**DIRECTION:** Take every line from the material that has the word "form" in it.

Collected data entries
○ ○ ○ ○

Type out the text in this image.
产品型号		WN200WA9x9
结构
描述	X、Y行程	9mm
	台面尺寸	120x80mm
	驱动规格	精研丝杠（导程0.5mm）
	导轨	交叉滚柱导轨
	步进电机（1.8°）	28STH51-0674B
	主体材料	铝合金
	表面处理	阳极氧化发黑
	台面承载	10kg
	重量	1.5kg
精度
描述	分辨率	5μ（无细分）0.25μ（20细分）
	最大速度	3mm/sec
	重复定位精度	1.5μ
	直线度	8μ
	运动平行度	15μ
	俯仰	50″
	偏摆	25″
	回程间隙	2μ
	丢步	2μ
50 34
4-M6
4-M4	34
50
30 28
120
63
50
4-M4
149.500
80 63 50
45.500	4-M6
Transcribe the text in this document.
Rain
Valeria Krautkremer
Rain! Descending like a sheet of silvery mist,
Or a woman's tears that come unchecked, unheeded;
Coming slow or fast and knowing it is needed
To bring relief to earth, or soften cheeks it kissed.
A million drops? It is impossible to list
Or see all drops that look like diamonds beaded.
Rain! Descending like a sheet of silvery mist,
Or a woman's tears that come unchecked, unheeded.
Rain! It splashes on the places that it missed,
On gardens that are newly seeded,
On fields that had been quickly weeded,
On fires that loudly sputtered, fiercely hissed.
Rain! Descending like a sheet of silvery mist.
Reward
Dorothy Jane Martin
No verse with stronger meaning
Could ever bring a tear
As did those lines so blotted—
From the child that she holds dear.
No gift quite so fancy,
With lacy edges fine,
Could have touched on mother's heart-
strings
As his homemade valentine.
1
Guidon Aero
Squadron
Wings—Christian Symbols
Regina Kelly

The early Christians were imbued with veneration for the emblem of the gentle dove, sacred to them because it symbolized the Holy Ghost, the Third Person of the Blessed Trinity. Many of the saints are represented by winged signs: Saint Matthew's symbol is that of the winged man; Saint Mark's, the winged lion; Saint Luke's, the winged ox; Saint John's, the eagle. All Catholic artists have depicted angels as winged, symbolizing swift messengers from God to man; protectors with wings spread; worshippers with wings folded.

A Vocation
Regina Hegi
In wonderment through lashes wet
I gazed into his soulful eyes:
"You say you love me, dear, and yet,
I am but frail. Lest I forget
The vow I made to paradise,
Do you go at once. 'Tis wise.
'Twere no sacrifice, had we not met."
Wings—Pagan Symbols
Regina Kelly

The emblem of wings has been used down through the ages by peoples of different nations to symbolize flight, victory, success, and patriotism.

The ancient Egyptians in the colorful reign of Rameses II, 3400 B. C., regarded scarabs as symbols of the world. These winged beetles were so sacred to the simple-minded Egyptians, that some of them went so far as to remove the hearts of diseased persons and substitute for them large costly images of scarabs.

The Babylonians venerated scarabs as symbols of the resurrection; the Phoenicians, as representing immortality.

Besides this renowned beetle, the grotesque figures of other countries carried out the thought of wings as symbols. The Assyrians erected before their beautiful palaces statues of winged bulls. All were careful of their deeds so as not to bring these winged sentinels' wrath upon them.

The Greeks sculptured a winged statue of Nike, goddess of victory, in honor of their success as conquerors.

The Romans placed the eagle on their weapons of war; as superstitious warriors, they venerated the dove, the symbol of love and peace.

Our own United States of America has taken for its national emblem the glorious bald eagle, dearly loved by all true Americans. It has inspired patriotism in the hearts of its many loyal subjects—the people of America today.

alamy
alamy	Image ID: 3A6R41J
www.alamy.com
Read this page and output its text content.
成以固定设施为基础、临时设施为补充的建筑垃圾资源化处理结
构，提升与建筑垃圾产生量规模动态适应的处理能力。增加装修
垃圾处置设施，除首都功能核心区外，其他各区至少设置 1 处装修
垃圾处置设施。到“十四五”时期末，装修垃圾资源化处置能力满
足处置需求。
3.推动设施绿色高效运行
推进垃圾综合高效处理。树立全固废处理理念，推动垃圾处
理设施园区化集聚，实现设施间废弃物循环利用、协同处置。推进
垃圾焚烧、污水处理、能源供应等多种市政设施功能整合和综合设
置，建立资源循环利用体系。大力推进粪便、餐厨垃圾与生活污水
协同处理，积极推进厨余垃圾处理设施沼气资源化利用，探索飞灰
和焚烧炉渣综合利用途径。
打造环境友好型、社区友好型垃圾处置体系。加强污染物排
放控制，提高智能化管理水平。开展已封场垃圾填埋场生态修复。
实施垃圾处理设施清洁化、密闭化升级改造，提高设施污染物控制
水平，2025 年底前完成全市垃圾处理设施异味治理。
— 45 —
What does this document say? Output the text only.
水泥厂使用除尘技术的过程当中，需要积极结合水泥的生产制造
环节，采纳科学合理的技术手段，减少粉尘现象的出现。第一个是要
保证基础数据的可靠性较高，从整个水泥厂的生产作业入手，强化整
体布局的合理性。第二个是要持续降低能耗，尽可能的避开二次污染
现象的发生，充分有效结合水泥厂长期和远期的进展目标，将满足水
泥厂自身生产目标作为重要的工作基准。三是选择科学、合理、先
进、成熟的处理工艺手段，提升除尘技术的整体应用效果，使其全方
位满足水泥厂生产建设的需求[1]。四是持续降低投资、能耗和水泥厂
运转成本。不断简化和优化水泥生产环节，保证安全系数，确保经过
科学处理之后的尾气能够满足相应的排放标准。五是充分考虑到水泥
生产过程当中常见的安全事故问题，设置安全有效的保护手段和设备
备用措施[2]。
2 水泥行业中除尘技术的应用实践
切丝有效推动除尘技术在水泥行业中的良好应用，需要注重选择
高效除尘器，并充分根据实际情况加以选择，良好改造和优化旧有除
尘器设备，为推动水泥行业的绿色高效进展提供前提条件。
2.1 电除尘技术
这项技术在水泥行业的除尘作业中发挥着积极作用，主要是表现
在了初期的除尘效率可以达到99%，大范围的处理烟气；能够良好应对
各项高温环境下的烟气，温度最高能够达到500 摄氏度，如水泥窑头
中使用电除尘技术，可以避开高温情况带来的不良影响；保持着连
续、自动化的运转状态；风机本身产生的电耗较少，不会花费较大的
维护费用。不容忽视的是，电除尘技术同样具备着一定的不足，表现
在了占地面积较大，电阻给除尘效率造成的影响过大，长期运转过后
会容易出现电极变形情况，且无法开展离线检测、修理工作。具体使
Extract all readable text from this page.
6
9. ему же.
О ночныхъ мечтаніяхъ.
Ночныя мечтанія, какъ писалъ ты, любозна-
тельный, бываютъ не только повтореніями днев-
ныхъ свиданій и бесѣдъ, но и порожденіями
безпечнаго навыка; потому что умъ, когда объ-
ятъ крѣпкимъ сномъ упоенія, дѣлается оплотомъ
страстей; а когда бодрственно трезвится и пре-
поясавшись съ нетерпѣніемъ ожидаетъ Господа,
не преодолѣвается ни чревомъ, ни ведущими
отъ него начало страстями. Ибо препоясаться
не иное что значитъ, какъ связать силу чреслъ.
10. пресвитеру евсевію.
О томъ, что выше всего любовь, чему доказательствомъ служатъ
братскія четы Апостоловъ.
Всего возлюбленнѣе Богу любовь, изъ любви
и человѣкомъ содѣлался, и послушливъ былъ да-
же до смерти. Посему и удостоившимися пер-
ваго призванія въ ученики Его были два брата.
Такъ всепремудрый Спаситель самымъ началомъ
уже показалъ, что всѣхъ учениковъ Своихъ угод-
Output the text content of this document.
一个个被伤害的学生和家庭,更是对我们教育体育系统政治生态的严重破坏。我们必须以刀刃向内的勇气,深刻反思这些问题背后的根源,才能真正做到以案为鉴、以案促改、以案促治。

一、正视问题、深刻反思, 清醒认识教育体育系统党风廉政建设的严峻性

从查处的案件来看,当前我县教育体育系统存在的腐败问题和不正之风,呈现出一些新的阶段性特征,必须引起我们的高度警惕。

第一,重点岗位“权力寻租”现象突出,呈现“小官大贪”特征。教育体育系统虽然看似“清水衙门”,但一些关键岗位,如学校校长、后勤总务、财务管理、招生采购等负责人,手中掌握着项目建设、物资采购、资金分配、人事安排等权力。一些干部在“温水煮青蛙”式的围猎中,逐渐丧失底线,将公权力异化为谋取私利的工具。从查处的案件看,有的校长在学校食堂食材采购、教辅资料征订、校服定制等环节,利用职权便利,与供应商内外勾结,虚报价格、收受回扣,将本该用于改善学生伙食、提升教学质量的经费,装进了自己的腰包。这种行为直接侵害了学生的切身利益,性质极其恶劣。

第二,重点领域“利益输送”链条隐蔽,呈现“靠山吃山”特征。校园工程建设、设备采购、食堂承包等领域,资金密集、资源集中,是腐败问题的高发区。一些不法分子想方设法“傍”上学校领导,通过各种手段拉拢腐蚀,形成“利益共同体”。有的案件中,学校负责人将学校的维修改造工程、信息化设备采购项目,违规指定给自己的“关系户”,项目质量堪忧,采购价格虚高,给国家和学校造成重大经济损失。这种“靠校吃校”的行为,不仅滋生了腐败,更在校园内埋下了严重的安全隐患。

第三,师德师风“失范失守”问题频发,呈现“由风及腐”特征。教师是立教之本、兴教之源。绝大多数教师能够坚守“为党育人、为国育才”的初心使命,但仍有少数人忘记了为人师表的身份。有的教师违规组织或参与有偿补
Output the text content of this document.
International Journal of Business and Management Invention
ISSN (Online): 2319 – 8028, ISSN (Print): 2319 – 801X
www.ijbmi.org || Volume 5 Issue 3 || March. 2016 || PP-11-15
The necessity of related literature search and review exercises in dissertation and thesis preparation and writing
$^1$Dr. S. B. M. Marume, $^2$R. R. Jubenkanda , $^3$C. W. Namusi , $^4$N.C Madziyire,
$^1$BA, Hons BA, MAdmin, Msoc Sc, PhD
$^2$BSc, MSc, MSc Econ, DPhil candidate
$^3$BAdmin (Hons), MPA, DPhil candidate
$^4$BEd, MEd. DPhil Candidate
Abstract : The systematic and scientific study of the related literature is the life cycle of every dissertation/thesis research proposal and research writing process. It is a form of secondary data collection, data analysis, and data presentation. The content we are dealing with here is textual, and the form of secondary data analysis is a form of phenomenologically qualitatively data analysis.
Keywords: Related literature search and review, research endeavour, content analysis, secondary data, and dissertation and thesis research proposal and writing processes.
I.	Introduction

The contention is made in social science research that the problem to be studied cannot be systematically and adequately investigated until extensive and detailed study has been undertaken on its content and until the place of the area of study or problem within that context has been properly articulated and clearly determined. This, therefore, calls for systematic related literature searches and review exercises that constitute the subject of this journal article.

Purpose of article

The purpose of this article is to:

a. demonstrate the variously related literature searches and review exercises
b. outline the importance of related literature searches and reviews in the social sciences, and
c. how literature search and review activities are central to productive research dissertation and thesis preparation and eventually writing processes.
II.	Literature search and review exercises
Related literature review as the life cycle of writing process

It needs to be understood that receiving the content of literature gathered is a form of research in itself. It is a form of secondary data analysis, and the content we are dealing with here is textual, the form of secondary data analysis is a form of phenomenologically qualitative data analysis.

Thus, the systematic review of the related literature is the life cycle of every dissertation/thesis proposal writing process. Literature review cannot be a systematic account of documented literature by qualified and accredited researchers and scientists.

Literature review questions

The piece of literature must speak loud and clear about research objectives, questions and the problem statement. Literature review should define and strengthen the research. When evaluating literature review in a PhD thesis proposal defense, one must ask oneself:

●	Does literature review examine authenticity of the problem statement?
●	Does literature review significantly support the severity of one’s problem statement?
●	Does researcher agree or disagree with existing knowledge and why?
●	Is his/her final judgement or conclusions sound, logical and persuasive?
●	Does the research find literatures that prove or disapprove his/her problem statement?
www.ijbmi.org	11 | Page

○ ○ ○ ○

**PROBLEM SOLUTION:**
Abstract : The systematic and scientific study of the related literature is the life cycle of every dissertation/thesis research proposal and research writing process. It is a form of secondary data collection, data analysis, and data presentation. The content we are dealing with here is textual, and the form of secondary data analysis is a form of phenomenologically qualitatively data analysis.
It needs to be understood that receiving the content of literature gathered is a form of research in itself. It is a form of secondary data analysis, and the content we are dealing with here is textual, the form of secondary data analysis is a form of phenomenologically qualitative data analysis.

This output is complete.